### THE TASK
Please reproduce the part of the Laura Morera text starting with "Laura Morera is" and going on through "graduated in 1995.", word for word.

Spanish ballet dancer

Laura Morera is a Spanish ballet dancer who was a principal dancer with The Royal Ballet until her retirement in 2023.

==Early life and training==
Morera was born in Madrid. She started attending the Royal Academy of Dance's summer programme in London at the age of seven. When she was 10, she auditioned for The Royal Ballet School by dancing a solo from Paquita in pointe shoes. She graduated in 1995.

==Career==
Morera joined The Royal Ballet after graduating from the school. She became a First Artist in 1998, Soloist in 1999, First Soloist in 2002 and Principal Dancer in 2007. She has performed lead roles in ballets such as, the titular role in Giselle, the Sugar Plum Fairy in The Nutcracker, Natalia Petrovna in Ashton's A Month in the Country, the Gypsy Girl in The Two Pigeons, the title role in Manon, Mary Vetsera in Mayerling, the title role in Anastasia and Tatiana in Cranko's Onegin. She won the 2015 Critics' Circle National Dance Award for her performance as Lise in Ashton's La Fille mal gardée and the 2023 National Dance Award for Best Female Dancer.

### THE DATA

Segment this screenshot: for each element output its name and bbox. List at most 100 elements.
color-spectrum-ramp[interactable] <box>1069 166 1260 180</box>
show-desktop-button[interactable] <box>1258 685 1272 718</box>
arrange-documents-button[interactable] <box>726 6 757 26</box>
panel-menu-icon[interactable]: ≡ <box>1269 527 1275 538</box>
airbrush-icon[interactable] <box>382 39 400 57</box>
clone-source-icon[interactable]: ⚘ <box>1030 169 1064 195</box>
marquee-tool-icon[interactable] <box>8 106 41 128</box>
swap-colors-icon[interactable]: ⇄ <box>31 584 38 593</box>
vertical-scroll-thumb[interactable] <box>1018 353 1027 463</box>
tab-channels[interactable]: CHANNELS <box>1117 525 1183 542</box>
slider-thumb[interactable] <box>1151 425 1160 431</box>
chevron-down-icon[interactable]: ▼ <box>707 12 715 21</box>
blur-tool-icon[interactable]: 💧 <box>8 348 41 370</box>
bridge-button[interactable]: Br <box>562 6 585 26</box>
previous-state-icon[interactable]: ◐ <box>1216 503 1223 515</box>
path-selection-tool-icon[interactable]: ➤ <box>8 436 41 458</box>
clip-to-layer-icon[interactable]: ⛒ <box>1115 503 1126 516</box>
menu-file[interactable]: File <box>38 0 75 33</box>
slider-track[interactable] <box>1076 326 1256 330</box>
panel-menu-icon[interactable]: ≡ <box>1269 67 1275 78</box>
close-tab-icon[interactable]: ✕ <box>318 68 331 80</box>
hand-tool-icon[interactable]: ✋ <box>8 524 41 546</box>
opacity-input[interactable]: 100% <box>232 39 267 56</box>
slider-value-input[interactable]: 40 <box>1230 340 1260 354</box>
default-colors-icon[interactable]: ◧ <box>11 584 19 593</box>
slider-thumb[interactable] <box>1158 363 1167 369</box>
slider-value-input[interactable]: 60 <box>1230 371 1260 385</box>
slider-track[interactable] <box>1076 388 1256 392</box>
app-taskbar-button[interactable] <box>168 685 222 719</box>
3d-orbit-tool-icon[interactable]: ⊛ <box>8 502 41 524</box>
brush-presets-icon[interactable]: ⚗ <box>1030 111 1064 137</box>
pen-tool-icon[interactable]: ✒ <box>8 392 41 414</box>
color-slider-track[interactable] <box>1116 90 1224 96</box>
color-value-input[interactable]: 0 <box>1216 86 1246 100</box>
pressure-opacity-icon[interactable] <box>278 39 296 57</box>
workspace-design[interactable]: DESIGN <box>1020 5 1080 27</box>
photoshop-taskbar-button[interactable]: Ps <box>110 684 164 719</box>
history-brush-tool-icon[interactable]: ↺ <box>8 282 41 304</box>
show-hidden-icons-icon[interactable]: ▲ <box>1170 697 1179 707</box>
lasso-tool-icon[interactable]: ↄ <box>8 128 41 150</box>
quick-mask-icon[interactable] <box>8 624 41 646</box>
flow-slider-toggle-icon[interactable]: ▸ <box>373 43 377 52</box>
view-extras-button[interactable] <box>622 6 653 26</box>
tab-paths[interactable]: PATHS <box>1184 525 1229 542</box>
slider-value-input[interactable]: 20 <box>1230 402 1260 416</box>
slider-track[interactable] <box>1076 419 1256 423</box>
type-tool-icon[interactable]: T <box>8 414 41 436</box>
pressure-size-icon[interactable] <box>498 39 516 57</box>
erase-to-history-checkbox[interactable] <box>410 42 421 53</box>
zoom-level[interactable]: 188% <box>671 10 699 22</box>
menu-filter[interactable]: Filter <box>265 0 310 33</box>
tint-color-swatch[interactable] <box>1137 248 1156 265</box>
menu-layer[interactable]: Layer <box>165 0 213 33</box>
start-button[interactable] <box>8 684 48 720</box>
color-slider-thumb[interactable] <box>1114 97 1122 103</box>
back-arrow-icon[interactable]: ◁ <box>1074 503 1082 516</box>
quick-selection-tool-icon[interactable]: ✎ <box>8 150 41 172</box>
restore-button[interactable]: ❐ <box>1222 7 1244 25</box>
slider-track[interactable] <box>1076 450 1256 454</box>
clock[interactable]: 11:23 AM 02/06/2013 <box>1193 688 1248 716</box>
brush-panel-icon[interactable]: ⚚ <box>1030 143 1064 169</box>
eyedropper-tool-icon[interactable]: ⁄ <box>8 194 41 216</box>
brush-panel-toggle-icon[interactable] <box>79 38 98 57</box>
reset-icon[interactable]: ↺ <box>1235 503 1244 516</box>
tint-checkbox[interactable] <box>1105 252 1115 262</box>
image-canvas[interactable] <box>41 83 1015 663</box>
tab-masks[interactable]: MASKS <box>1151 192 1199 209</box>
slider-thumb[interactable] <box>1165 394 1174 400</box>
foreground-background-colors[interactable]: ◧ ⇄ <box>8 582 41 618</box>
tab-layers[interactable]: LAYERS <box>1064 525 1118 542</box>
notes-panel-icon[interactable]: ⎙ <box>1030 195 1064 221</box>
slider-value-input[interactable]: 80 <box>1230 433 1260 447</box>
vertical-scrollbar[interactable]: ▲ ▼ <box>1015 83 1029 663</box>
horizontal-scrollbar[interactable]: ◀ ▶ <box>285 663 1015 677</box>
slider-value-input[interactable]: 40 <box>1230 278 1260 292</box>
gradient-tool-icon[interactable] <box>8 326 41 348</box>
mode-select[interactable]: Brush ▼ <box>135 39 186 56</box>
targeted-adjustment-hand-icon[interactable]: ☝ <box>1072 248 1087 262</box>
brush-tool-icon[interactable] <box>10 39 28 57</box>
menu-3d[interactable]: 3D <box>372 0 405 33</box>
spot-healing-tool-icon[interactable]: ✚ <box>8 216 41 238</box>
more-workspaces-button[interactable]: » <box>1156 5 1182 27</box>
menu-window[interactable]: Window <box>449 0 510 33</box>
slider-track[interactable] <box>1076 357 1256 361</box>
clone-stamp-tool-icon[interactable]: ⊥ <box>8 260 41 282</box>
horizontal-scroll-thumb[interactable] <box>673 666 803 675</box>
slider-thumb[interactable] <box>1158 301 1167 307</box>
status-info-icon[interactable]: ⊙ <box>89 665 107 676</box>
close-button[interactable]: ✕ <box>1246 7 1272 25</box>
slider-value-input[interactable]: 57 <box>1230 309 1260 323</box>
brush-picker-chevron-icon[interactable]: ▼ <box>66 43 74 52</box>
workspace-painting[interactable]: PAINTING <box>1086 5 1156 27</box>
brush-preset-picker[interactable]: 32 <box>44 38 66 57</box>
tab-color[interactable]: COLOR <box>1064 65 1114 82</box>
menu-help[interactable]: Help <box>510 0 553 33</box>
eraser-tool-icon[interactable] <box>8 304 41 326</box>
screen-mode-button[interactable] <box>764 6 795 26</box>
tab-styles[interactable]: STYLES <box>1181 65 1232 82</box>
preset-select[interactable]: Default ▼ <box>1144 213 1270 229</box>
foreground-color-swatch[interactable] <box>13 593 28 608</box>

### OUTPUT FOR THIS EXERCISE
Laura Morera is a Spanish ballet dancer who was a principal dancer with The Royal Ballet until her retirement in 2023.

==Early life and training==
Morera was born in Madrid. She started attending the Royal Academy of Dance's summer programme in London at the age of seven. When she was 10, she auditioned for The Royal Ballet School by dancing a solo from Paquita in pointe shoes. She graduated in 1995.